Objective:
Go through the records and copy each line where the word "Прочий" occurs.

* * * *

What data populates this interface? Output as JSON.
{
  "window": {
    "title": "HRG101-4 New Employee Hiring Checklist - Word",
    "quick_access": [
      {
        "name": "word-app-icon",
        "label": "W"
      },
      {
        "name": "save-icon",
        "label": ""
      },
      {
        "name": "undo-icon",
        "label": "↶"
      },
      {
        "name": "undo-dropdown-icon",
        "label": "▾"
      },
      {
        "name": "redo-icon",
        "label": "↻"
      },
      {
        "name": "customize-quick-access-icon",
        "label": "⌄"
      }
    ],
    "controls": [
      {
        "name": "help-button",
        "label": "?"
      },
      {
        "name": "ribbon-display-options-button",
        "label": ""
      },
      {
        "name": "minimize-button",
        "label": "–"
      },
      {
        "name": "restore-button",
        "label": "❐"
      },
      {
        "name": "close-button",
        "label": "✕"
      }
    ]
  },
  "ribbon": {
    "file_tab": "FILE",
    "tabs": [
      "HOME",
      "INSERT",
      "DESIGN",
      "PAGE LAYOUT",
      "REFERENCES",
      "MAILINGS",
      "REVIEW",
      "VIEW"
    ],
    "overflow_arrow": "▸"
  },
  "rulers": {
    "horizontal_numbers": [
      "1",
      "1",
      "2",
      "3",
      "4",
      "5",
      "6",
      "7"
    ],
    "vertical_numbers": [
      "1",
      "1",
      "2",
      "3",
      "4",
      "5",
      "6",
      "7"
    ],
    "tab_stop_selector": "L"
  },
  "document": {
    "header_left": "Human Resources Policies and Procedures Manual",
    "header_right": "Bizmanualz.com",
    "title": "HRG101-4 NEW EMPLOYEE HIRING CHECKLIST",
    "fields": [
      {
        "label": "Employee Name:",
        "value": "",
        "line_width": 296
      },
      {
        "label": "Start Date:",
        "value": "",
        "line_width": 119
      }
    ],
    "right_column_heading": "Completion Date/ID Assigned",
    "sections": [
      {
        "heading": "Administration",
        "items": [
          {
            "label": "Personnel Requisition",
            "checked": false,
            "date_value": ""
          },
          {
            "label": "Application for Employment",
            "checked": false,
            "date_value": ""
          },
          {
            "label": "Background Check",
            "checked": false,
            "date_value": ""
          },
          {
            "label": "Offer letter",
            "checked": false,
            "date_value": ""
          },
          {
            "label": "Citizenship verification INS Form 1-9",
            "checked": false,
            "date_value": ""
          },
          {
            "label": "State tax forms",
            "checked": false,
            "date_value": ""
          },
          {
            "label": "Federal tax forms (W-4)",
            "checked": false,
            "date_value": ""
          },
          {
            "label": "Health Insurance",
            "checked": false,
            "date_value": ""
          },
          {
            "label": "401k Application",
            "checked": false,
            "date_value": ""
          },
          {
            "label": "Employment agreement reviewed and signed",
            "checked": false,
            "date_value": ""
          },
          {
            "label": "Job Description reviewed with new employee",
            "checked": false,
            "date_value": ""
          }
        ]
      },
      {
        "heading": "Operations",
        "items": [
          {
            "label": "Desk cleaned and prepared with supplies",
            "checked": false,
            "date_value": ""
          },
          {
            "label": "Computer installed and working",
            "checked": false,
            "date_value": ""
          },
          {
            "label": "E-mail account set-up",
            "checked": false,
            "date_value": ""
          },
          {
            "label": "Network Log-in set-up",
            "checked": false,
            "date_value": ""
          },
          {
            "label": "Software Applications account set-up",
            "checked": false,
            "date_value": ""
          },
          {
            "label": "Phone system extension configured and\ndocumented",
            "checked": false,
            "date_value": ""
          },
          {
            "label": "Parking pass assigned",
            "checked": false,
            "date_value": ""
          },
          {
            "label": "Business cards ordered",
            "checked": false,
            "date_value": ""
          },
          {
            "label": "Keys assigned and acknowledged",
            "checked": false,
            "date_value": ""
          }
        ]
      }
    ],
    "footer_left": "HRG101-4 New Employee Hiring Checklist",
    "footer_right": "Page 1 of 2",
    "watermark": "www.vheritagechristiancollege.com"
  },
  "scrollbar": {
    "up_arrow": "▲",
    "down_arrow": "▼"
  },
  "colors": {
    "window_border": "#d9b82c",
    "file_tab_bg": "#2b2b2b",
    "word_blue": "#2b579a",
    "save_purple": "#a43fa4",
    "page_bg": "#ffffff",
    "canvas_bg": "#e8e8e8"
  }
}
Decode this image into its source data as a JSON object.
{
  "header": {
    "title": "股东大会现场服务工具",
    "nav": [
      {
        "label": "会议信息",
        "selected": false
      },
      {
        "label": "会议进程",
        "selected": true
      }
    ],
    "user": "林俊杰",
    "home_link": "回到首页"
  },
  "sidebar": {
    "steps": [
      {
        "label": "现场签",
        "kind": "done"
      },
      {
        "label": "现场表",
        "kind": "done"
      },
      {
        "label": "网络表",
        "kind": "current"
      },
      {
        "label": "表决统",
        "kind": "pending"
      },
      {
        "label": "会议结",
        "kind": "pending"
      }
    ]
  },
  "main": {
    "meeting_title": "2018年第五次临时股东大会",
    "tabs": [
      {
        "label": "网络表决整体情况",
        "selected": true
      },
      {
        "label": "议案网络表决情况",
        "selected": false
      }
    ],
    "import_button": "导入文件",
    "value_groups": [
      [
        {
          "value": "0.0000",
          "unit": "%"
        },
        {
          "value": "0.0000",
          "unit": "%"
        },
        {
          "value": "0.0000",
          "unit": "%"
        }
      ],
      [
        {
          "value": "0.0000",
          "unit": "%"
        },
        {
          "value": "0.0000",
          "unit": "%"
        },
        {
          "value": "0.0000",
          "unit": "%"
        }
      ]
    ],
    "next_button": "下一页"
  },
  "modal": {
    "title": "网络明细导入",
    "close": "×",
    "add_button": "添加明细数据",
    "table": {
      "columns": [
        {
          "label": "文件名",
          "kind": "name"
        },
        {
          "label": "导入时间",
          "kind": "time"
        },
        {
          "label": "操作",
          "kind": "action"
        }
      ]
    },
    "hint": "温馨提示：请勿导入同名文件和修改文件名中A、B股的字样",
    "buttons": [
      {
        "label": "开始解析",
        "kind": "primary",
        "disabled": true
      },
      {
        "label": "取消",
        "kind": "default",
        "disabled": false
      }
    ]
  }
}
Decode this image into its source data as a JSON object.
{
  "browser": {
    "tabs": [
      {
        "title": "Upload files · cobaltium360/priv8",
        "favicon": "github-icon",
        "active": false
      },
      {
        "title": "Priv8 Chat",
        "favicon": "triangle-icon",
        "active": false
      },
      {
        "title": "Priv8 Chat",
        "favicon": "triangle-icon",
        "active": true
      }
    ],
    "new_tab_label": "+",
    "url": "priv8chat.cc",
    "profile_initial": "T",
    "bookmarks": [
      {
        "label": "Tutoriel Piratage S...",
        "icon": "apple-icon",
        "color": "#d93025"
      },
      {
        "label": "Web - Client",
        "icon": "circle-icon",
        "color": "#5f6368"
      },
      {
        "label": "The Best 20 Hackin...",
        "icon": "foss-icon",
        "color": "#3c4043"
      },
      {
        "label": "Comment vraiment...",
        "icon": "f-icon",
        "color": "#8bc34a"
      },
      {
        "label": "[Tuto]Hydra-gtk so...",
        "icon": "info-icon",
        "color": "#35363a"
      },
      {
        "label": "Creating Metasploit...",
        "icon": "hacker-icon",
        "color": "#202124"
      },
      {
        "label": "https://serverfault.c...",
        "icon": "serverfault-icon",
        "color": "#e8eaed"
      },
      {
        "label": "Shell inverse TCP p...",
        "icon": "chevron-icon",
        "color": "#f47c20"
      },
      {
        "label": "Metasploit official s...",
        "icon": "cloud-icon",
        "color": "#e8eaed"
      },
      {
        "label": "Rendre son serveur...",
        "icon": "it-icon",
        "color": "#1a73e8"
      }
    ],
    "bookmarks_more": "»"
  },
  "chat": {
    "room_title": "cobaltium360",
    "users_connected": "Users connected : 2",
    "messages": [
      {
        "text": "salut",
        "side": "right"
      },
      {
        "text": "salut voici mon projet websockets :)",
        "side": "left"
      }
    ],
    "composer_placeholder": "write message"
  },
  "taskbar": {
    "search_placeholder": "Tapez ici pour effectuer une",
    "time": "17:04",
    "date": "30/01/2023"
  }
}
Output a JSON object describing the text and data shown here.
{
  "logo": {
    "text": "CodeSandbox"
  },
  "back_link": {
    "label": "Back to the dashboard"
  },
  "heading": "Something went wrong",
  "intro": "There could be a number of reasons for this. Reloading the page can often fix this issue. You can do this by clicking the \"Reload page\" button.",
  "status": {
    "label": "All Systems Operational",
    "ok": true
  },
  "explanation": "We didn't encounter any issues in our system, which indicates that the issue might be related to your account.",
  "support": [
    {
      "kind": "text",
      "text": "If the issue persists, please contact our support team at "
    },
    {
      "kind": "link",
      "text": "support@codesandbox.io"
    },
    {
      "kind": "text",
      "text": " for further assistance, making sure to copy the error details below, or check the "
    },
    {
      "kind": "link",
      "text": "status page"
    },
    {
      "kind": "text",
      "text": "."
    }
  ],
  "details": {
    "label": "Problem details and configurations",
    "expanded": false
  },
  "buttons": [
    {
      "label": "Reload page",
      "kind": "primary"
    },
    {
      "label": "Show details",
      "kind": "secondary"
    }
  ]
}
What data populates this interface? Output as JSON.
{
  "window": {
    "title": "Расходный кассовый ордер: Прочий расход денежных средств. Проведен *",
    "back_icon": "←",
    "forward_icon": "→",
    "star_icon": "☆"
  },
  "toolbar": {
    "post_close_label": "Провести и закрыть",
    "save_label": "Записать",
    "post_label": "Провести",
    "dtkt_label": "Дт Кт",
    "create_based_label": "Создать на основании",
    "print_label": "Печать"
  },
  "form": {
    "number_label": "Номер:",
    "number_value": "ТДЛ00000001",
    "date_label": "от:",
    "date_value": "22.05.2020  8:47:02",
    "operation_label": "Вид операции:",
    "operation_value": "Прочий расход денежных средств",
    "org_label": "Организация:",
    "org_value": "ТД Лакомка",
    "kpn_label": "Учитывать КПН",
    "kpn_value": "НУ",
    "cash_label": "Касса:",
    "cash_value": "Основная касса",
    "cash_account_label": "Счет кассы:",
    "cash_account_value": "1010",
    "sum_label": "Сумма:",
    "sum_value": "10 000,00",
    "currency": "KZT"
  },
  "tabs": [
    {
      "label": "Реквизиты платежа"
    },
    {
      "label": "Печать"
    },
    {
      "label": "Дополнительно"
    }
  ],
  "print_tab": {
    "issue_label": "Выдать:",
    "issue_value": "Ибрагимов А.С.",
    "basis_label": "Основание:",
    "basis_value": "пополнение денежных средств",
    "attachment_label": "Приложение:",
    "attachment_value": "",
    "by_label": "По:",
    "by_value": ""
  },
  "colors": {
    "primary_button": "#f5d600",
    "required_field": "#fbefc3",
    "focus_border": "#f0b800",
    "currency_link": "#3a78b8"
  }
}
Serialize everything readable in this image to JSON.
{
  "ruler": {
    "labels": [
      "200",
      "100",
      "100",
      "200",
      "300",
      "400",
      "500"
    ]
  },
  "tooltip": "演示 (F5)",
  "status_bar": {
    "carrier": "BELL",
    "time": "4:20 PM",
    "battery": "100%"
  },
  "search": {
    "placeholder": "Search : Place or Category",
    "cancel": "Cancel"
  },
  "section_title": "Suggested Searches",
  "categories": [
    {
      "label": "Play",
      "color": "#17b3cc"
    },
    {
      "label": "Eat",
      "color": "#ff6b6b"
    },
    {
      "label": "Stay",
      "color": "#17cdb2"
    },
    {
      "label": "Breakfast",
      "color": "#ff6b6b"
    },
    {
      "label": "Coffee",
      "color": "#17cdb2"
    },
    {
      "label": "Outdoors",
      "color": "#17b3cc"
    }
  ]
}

* * * *

Task answer:
    "title": "Расходный кассовый ордер: Прочий расход денежных средств. Проведен *",
    "operation_value": "Прочий расход денежных средств",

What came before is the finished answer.